* _Written problem_: Exactly as written, print each record in the listing.

* _Excerpts from a figure dataset_:
________________

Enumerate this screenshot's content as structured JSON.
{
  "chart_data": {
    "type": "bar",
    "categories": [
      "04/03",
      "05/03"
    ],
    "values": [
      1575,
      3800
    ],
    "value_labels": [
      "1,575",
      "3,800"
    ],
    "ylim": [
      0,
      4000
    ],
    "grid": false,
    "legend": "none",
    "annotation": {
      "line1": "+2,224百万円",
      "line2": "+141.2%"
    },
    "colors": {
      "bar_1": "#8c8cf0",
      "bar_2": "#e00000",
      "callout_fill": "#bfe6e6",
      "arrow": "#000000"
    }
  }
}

________________

* _Reply_:
Enumerate this screenshot's content as structured JSON.
{
  "chart_data": {
    "type": "bar",
    "categories": [
      "04/03",
      "05/03"
    ],
    "values": [
      1575,
      3800
    ],
    "value_labels": [
      "1,575",
      "3,800"
    ],
    "ylim": [
      0,
      4000
    ],
    "grid": false,
    "legend": "none",
    "annotation": {
      "line1": "+2,224百万円",
      "line2": "+141.2%"
    },
    "colors": {
      "bar_1": "#8c8cf0",
      "bar_2": "#e00000",
      "callout_fill": "#bfe6e6",
      "arrow": "#000000"
    }
  }
}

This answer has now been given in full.